→ WORK TASK
When you reach the entries below, transcribe each one exactly as it stands.

PROVIDED RECORDS section start

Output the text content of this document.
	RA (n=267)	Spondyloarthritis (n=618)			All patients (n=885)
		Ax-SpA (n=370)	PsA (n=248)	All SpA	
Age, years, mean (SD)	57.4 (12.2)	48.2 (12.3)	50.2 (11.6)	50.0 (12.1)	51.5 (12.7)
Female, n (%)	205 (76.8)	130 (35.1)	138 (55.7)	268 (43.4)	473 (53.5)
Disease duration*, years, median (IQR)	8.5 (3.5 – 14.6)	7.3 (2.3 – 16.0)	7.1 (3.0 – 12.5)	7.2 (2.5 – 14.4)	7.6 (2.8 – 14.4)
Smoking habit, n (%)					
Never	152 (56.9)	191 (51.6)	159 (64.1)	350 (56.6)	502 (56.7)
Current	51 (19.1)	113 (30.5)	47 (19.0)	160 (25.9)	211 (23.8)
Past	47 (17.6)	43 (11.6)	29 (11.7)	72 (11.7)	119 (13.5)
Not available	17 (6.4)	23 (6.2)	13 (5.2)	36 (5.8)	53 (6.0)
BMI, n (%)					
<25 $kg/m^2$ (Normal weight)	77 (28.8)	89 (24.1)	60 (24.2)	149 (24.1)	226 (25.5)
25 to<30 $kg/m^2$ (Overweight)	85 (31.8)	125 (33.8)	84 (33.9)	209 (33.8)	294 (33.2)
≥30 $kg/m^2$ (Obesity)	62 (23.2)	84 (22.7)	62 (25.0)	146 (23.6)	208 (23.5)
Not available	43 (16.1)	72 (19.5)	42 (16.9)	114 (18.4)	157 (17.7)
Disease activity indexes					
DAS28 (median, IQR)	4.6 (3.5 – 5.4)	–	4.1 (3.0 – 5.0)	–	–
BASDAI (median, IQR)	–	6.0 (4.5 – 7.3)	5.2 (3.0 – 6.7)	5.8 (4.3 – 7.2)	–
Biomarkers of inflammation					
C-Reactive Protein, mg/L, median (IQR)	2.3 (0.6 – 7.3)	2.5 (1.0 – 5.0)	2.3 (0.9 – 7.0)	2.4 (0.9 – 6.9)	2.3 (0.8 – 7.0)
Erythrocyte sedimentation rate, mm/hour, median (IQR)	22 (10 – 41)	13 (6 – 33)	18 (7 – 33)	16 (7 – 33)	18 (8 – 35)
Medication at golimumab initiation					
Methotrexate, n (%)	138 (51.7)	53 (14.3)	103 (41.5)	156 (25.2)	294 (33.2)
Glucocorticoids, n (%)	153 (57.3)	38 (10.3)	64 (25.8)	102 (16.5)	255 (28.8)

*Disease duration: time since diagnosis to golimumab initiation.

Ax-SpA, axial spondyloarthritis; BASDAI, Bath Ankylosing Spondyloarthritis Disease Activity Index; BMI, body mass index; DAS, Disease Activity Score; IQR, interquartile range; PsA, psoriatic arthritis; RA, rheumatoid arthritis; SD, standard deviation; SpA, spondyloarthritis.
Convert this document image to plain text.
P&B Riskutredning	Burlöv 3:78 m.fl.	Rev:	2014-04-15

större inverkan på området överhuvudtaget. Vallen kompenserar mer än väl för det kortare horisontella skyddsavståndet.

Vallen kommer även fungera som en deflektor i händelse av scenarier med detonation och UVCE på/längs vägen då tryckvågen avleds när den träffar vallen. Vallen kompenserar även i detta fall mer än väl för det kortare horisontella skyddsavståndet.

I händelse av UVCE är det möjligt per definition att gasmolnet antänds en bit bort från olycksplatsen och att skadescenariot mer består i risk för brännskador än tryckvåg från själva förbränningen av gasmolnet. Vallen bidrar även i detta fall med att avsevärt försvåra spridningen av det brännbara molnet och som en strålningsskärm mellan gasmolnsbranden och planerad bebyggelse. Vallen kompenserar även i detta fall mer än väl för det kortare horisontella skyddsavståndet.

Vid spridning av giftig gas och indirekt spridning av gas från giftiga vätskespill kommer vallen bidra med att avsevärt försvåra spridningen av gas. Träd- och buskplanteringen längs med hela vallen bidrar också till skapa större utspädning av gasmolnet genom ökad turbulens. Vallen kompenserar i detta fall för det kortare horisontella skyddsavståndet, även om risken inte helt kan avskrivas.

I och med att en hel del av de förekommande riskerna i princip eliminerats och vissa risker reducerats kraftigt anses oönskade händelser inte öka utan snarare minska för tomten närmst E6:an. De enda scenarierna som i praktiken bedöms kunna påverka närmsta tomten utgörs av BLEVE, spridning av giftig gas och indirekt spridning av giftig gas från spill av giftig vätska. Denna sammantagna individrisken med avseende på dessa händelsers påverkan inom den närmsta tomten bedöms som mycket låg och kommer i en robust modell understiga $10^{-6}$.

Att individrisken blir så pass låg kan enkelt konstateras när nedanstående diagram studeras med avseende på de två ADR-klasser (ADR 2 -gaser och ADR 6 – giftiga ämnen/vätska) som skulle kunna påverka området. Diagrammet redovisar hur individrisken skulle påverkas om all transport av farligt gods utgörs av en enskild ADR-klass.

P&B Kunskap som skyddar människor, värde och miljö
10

PROVIDED RECORDS section end

→ REPLY
Output the text content of this document.
	RA (n=267)	Spondyloarthritis (n=618)			All patients (n=885)
		Ax-SpA (n=370)	PsA (n=248)	All SpA	
Age, years, mean (SD)	57.4 (12.2)	48.2 (12.3)	50.2 (11.6)	50.0 (12.1)	51.5 (12.7)
Female, n (%)	205 (76.8)	130 (35.1)	138 (55.7)	268 (43.4)	473 (53.5)
Disease duration*, years, median (IQR)	8.5 (3.5 – 14.6)	7.3 (2.3 – 16.0)	7.1 (3.0 – 12.5)	7.2 (2.5 – 14.4)	7.6 (2.8 – 14.4)
Smoking habit, n (%)					
Never	152 (56.9)	191 (51.6)	159 (64.1)	350 (56.6)	502 (56.7)
Current	51 (19.1)	113 (30.5)	47 (19.0)	160 (25.9)	211 (23.8)
Past	47 (17.6)	43 (11.6)	29 (11.7)	72 (11.7)	119 (13.5)
Not available	17 (6.4)	23 (6.2)	13 (5.2)	36 (5.8)	53 (6.0)
BMI, n (%)					
<25 $kg/m^2$ (Normal weight)	77 (28.8)	89 (24.1)	60 (24.2)	149 (24.1)	226 (25.5)
25 to<30 $kg/m^2$ (Overweight)	85 (31.8)	125 (33.8)	84 (33.9)	209 (33.8)	294 (33.2)
≥30 $kg/m^2$ (Obesity)	62 (23.2)	84 (22.7)	62 (25.0)	146 (23.6)	208 (23.5)
Not available	43 (16.1)	72 (19.5)	42 (16.9)	114 (18.4)	157 (17.7)
Disease activity indexes					
DAS28 (median, IQR)	4.6 (3.5 – 5.4)	–	4.1 (3.0 – 5.0)	–	–
BASDAI (median, IQR)	–	6.0 (4.5 – 7.3)	5.2 (3.0 – 6.7)	5.8 (4.3 – 7.2)	–
Biomarkers of inflammation					
C-Reactive Protein, mg/L, median (IQR)	2.3 (0.6 – 7.3)	2.5 (1.0 – 5.0)	2.3 (0.9 – 7.0)	2.4 (0.9 – 6.9)	2.3 (0.8 – 7.0)
Erythrocyte sedimentation rate, mm/hour, median (IQR)	22 (10 – 41)	13 (6 – 33)	18 (7 – 33)	16 (7 – 33)	18 (8 – 35)
Medication at golimumab initiation					
Methotrexate, n (%)	138 (51.7)	53 (14.3)	103 (41.5)	156 (25.2)	294 (33.2)
Glucocorticoids, n (%)	153 (57.3)	38 (10.3)	64 (25.8)	102 (16.5)	255 (28.8)

*Disease duration: time since diagnosis to golimumab initiation.

Ax-SpA, axial spondyloarthritis; BASDAI, Bath Ankylosing Spondyloarthritis Disease Activity Index; BMI, body mass index; DAS, Disease Activity Score; IQR, interquartile range; PsA, psoriatic arthritis; RA, rheumatoid arthritis; SD, standard deviation; SpA, spondyloarthritis.
Convert this document image to plain text.
P&B Riskutredning	Burlöv 3:78 m.fl.	Rev:	2014-04-15

större inverkan på området överhuvudtaget. Vallen kompenserar mer än väl för det kortare horisontella skyddsavståndet.

Vallen kommer även fungera som en deflektor i händelse av scenarier med detonation och UVCE på/längs vägen då tryckvågen avleds när den träffar vallen. Vallen kompenserar även i detta fall mer än väl för det kortare horisontella skyddsavståndet.

I händelse av UVCE är det möjligt per definition att gasmolnet antänds en bit bort från olycksplatsen och att skadescenariot mer består i risk för brännskador än tryckvåg från själva förbränningen av gasmolnet. Vallen bidrar även i detta fall med att avsevärt försvåra spridningen av det brännbara molnet och som en strålningsskärm mellan gasmolnsbranden och planerad bebyggelse. Vallen kompenserar även i detta fall mer än väl för det kortare horisontella skyddsavståndet.

Vid spridning av giftig gas och indirekt spridning av gas från giftiga vätskespill kommer vallen bidra med att avsevärt försvåra spridningen av gas. Träd- och buskplanteringen längs med hela vallen bidrar också till skapa större utspädning av gasmolnet genom ökad turbulens. Vallen kompenserar i detta fall för det kortare horisontella skyddsavståndet, även om risken inte helt kan avskrivas.

I och med att en hel del av de förekommande riskerna i princip eliminerats och vissa risker reducerats kraftigt anses oönskade händelser inte öka utan snarare minska för tomten närmst E6:an. De enda scenarierna som i praktiken bedöms kunna påverka närmsta tomten utgörs av BLEVE, spridning av giftig gas och indirekt spridning av giftig gas från spill av giftig vätska. Denna sammantagna individrisken med avseende på dessa händelsers påverkan inom den närmsta tomten bedöms som mycket låg och kommer i en robust modell understiga $10^{-6}$.

Att individrisken blir så pass låg kan enkelt konstateras när nedanstående diagram studeras med avseende på de två ADR-klasser (ADR 2 -gaser och ADR 6 – giftiga ämnen/vätska) som skulle kunna påverka området. Diagrammet redovisar hur individrisken skulle påverkas om all transport av farligt gods utgörs av en enskild ADR-klass.

P&B Kunskap som skyddar människor, värde och miljö
10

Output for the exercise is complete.